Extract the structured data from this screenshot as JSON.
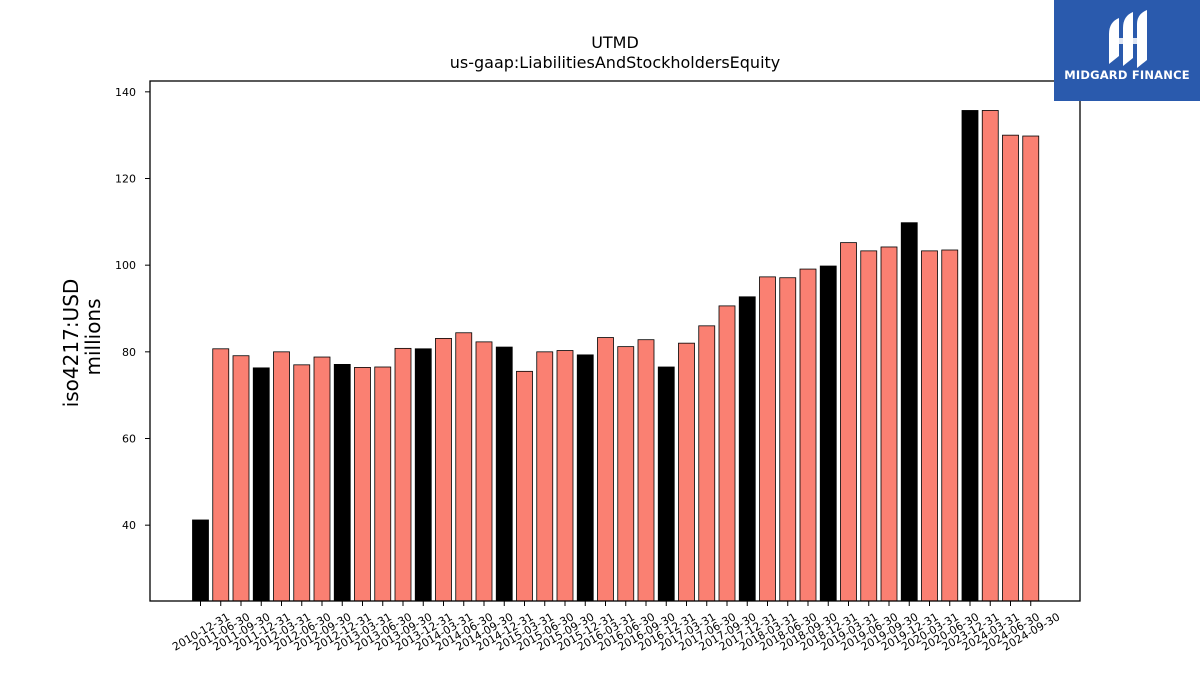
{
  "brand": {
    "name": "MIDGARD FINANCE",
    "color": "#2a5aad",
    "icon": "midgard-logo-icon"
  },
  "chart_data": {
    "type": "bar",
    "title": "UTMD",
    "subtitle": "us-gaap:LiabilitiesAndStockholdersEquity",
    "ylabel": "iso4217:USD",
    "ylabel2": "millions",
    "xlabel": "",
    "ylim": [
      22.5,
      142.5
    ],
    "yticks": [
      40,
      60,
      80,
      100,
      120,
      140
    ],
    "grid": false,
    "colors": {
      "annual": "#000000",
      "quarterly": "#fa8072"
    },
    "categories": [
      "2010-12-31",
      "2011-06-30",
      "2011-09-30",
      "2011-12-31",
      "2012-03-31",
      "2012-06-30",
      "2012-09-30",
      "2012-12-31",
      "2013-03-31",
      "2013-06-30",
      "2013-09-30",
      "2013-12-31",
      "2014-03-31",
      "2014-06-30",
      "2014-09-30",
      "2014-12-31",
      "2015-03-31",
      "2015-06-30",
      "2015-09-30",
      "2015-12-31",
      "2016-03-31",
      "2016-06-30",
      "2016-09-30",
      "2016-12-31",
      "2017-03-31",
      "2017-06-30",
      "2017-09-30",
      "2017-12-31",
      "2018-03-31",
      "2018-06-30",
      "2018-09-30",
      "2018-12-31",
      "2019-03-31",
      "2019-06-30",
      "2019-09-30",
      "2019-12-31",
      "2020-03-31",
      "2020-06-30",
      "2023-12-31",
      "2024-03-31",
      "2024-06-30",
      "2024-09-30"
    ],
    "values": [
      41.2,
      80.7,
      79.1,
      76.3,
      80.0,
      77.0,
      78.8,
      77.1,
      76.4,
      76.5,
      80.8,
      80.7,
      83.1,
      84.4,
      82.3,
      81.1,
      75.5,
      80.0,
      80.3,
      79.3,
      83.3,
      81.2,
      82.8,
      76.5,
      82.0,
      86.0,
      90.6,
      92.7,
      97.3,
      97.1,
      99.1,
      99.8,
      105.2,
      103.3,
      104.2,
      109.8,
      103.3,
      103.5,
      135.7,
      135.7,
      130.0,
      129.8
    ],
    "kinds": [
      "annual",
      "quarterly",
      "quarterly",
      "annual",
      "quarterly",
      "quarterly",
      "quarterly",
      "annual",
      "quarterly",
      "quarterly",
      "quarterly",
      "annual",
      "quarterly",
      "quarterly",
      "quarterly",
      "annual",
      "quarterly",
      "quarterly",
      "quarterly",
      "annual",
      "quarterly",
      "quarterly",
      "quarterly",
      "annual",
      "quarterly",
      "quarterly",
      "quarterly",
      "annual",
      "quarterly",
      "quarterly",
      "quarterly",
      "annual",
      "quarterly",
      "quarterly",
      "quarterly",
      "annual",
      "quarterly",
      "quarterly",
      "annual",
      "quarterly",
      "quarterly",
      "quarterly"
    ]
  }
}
################
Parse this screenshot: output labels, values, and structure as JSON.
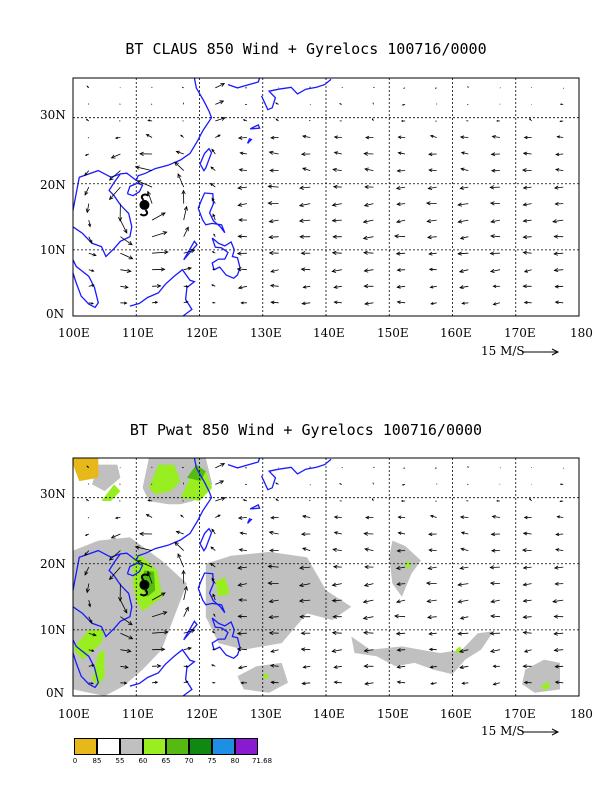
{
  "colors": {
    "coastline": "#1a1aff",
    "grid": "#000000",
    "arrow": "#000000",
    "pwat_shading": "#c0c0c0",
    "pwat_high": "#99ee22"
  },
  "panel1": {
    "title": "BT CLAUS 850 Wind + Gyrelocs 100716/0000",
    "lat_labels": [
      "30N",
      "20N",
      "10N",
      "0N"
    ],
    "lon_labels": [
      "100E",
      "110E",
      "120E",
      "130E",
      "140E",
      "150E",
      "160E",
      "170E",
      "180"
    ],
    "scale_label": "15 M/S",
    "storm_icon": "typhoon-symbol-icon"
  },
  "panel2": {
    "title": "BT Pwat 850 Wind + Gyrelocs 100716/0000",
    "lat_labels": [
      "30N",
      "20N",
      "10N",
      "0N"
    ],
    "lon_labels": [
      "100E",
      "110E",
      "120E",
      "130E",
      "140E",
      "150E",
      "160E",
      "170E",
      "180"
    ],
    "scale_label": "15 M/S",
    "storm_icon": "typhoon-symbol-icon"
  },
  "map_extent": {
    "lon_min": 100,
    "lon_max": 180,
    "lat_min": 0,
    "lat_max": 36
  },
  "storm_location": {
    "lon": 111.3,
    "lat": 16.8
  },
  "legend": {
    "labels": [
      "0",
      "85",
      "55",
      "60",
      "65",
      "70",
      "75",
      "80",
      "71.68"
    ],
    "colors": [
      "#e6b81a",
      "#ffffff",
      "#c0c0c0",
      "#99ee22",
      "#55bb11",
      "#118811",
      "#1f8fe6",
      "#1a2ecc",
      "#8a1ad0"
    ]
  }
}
################
* [Short task] From the listing above, pick out every line containing "this".

* [Worked solution]
Extract the structured data from this screenshot as JSON.
Parse this screenshot: output labels, values, and structure as JSON.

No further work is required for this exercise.